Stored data
* * *

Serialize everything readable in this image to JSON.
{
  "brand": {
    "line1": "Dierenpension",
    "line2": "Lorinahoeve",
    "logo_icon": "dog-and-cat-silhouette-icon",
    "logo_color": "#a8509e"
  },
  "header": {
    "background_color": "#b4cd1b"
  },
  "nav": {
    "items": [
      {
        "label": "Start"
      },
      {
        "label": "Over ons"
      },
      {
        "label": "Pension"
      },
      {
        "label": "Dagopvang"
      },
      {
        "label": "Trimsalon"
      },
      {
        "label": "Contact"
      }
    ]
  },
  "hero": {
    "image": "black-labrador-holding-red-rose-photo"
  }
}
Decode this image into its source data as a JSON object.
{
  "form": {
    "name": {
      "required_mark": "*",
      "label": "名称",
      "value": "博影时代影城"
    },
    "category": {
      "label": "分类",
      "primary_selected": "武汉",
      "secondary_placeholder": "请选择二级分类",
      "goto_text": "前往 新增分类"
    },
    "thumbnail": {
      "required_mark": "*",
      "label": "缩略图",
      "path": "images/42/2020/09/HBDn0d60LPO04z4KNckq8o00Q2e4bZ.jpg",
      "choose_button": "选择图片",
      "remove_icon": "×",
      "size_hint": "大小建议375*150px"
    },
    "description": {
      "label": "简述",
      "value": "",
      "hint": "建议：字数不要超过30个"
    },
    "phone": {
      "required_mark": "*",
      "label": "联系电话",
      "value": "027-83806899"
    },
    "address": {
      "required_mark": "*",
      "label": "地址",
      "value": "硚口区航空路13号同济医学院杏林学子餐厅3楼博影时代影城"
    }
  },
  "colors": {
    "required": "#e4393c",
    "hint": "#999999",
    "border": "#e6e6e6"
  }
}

* * *

GIVEN INSTRUCTION -> Transcribe the material above word for word.

REPLY TO THE TASK ->
Serialize everything readable in this image to JSON.
{
  "brand": {
    "line1": "Dierenpension",
    "line2": "Lorinahoeve",
    "logo_icon": "dog-and-cat-silhouette-icon",
    "logo_color": "#a8509e"
  },
  "header": {
    "background_color": "#b4cd1b"
  },
  "nav": {
    "items": [
      {
        "label": "Start"
      },
      {
        "label": "Over ons"
      },
      {
        "label": "Pension"
      },
      {
        "label": "Dagopvang"
      },
      {
        "label": "Trimsalon"
      },
      {
        "label": "Contact"
      }
    ]
  },
  "hero": {
    "image": "black-labrador-holding-red-rose-photo"
  }
}
Decode this image into its source data as a JSON object.
{
  "form": {
    "name": {
      "required_mark": "*",
      "label": "名称",
      "value": "博影时代影城"
    },
    "category": {
      "label": "分类",
      "primary_selected": "武汉",
      "secondary_placeholder": "请选择二级分类",
      "goto_text": "前往 新增分类"
    },
    "thumbnail": {
      "required_mark": "*",
      "label": "缩略图",
      "path": "images/42/2020/09/HBDn0d60LPO04z4KNckq8o00Q2e4bZ.jpg",
      "choose_button": "选择图片",
      "remove_icon": "×",
      "size_hint": "大小建议375*150px"
    },
    "description": {
      "label": "简述",
      "value": "",
      "hint": "建议：字数不要超过30个"
    },
    "phone": {
      "required_mark": "*",
      "label": "联系电话",
      "value": "027-83806899"
    },
    "address": {
      "required_mark": "*",
      "label": "地址",
      "value": "硚口区航空路13号同济医学院杏林学子餐厅3楼博影时代影城"
    }
  },
  "colors": {
    "required": "#e4393c",
    "hint": "#999999",
    "border": "#e6e6e6"
  }
}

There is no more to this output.